STATED EXERCISE ::
Please write out the material that follows, exactly as it stands.

==*==

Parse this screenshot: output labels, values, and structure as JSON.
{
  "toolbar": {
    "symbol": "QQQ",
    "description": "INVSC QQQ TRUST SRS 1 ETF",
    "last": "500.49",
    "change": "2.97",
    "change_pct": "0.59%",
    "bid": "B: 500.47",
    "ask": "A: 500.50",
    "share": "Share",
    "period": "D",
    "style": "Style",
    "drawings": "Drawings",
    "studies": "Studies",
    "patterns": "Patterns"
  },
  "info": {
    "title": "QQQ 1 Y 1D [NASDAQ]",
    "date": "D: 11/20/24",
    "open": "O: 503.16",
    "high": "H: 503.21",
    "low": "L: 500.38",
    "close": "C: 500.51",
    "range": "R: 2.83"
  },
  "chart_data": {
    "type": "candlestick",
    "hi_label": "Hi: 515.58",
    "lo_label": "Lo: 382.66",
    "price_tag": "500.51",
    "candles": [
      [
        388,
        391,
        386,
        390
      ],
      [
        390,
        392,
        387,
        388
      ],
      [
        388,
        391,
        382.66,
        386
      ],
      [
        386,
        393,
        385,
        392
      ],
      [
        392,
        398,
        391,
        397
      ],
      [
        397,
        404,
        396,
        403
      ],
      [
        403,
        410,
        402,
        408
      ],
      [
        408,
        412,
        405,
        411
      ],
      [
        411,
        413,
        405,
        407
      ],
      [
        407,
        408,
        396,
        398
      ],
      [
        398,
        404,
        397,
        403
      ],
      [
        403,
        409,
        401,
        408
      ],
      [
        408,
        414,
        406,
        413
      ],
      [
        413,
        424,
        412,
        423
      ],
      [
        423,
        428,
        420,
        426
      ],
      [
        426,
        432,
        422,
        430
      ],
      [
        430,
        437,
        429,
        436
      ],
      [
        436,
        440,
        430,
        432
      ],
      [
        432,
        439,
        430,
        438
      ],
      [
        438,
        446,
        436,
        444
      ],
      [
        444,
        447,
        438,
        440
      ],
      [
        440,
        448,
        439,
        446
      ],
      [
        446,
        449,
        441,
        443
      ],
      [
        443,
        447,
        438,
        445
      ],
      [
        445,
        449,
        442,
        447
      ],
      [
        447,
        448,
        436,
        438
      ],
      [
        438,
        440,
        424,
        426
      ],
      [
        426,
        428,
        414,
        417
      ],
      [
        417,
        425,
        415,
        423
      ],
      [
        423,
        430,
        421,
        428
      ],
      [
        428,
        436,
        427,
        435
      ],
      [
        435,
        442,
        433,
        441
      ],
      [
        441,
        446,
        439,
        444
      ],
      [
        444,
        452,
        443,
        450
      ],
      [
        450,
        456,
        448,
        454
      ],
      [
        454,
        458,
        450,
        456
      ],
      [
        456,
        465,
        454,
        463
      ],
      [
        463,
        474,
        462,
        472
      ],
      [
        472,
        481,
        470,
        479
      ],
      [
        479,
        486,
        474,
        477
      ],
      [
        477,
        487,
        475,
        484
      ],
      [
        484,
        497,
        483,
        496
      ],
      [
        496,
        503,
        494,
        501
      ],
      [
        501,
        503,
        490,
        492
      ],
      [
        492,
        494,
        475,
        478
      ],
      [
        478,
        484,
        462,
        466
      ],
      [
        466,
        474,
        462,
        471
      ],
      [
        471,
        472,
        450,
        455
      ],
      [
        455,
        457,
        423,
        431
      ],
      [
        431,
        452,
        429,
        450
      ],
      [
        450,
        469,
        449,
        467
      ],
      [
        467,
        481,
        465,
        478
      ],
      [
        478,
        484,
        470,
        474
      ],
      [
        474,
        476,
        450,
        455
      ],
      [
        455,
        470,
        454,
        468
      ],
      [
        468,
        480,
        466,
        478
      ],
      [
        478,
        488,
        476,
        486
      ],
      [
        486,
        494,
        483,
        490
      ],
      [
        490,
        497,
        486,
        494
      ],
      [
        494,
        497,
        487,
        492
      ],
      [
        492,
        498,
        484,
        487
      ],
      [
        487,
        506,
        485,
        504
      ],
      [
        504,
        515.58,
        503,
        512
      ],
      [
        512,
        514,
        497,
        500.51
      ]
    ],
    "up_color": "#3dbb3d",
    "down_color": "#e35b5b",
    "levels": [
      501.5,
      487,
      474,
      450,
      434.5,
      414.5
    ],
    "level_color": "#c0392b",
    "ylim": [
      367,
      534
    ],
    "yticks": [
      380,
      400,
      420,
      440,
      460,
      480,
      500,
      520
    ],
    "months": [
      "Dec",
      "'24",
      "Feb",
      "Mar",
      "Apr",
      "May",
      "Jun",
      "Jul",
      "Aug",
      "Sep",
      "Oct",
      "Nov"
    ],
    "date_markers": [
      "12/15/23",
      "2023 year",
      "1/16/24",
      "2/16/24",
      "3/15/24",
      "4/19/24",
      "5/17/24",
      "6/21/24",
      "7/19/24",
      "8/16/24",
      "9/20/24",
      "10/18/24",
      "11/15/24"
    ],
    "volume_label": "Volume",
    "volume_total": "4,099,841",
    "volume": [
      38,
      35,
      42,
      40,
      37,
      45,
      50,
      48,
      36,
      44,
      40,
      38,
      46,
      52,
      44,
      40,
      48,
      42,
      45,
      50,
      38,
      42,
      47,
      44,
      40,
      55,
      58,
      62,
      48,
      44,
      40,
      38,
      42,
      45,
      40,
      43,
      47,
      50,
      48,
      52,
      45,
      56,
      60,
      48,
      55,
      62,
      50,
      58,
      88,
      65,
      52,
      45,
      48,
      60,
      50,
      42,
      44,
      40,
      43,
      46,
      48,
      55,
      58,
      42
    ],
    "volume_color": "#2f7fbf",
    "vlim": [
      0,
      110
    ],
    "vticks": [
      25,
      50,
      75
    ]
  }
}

==*==

WRITTEN RESPONSE ::
Parse this screenshot: output labels, values, and structure as JSON.
{
  "toolbar": {
    "symbol": "QQQ",
    "description": "INVSC QQQ TRUST SRS 1 ETF",
    "last": "500.49",
    "change": "2.97",
    "change_pct": "0.59%",
    "bid": "B: 500.47",
    "ask": "A: 500.50",
    "share": "Share",
    "period": "D",
    "style": "Style",
    "drawings": "Drawings",
    "studies": "Studies",
    "patterns": "Patterns"
  },
  "info": {
    "title": "QQQ 1 Y 1D [NASDAQ]",
    "date": "D: 11/20/24",
    "open": "O: 503.16",
    "high": "H: 503.21",
    "low": "L: 500.38",
    "close": "C: 500.51",
    "range": "R: 2.83"
  },
  "chart_data": {
    "type": "candlestick",
    "hi_label": "Hi: 515.58",
    "lo_label": "Lo: 382.66",
    "price_tag": "500.51",
    "candles": [
      [
        388,
        391,
        386,
        390
      ],
      [
        390,
        392,
        387,
        388
      ],
      [
        388,
        391,
        382.66,
        386
      ],
      [
        386,
        393,
        385,
        392
      ],
      [
        392,
        398,
        391,
        397
      ],
      [
        397,
        404,
        396,
        403
      ],
      [
        403,
        410,
        402,
        408
      ],
      [
        408,
        412,
        405,
        411
      ],
      [
        411,
        413,
        405,
        407
      ],
      [
        407,
        408,
        396,
        398
      ],
      [
        398,
        404,
        397,
        403
      ],
      [
        403,
        409,
        401,
        408
      ],
      [
        408,
        414,
        406,
        413
      ],
      [
        413,
        424,
        412,
        423
      ],
      [
        423,
        428,
        420,
        426
      ],
      [
        426,
        432,
        422,
        430
      ],
      [
        430,
        437,
        429,
        436
      ],
      [
        436,
        440,
        430,
        432
      ],
      [
        432,
        439,
        430,
        438
      ],
      [
        438,
        446,
        436,
        444
      ],
      [
        444,
        447,
        438,
        440
      ],
      [
        440,
        448,
        439,
        446
      ],
      [
        446,
        449,
        441,
        443
      ],
      [
        443,
        447,
        438,
        445
      ],
      [
        445,
        449,
        442,
        447
      ],
      [
        447,
        448,
        436,
        438
      ],
      [
        438,
        440,
        424,
        426
      ],
      [
        426,
        428,
        414,
        417
      ],
      [
        417,
        425,
        415,
        423
      ],
      [
        423,
        430,
        421,
        428
      ],
      [
        428,
        436,
        427,
        435
      ],
      [
        435,
        442,
        433,
        441
      ],
      [
        441,
        446,
        439,
        444
      ],
      [
        444,
        452,
        443,
        450
      ],
      [
        450,
        456,
        448,
        454
      ],
      [
        454,
        458,
        450,
        456
      ],
      [
        456,
        465,
        454,
        463
      ],
      [
        463,
        474,
        462,
        472
      ],
      [
        472,
        481,
        470,
        479
      ],
      [
        479,
        486,
        474,
        477
      ],
      [
        477,
        487,
        475,
        484
      ],
      [
        484,
        497,
        483,
        496
      ],
      [
        496,
        503,
        494,
        501
      ],
      [
        501,
        503,
        490,
        492
      ],
      [
        492,
        494,
        475,
        478
      ],
      [
        478,
        484,
        462,
        466
      ],
      [
        466,
        474,
        462,
        471
      ],
      [
        471,
        472,
        450,
        455
      ],
      [
        455,
        457,
        423,
        431
      ],
      [
        431,
        452,
        429,
        450
      ],
      [
        450,
        469,
        449,
        467
      ],
      [
        467,
        481,
        465,
        478
      ],
      [
        478,
        484,
        470,
        474
      ],
      [
        474,
        476,
        450,
        455
      ],
      [
        455,
        470,
        454,
        468
      ],
      [
        468,
        480,
        466,
        478
      ],
      [
        478,
        488,
        476,
        486
      ],
      [
        486,
        494,
        483,
        490
      ],
      [
        490,
        497,
        486,
        494
      ],
      [
        494,
        497,
        487,
        492
      ],
      [
        492,
        498,
        484,
        487
      ],
      [
        487,
        506,
        485,
        504
      ],
      [
        504,
        515.58,
        503,
        512
      ],
      [
        512,
        514,
        497,
        500.51
      ]
    ],
    "up_color": "#3dbb3d",
    "down_color": "#e35b5b",
    "levels": [
      501.5,
      487,
      474,
      450,
      434.5,
      414.5
    ],
    "level_color": "#c0392b",
    "ylim": [
      367,
      534
    ],
    "yticks": [
      380,
      400,
      420,
      440,
      460,
      480,
      500,
      520
    ],
    "months": [
      "Dec",
      "'24",
      "Feb",
      "Mar",
      "Apr",
      "May",
      "Jun",
      "Jul",
      "Aug",
      "Sep",
      "Oct",
      "Nov"
    ],
    "date_markers": [
      "12/15/23",
      "2023 year",
      "1/16/24",
      "2/16/24",
      "3/15/24",
      "4/19/24",
      "5/17/24",
      "6/21/24",
      "7/19/24",
      "8/16/24",
      "9/20/24",
      "10/18/24",
      "11/15/24"
    ],
    "volume_label": "Volume",
    "volume_total": "4,099,841",
    "volume": [
      38,
      35,
      42,
      40,
      37,
      45,
      50,
      48,
      36,
      44,
      40,
      38,
      46,
      52,
      44,
      40,
      48,
      42,
      45,
      50,
      38,
      42,
      47,
      44,
      40,
      55,
      58,
      62,
      48,
      44,
      40,
      38,
      42,
      45,
      40,
      43,
      47,
      50,
      48,
      52,
      45,
      56,
      60,
      48,
      55,
      62,
      50,
      58,
      88,
      65,
      52,
      45,
      48,
      60,
      50,
      42,
      44,
      40,
      43,
      46,
      48,
      55,
      58,
      42
    ],
    "volume_color": "#2f7fbf",
    "vlim": [
      0,
      110
    ],
    "vticks": [
      25,
      50,
      75
    ]
  }
}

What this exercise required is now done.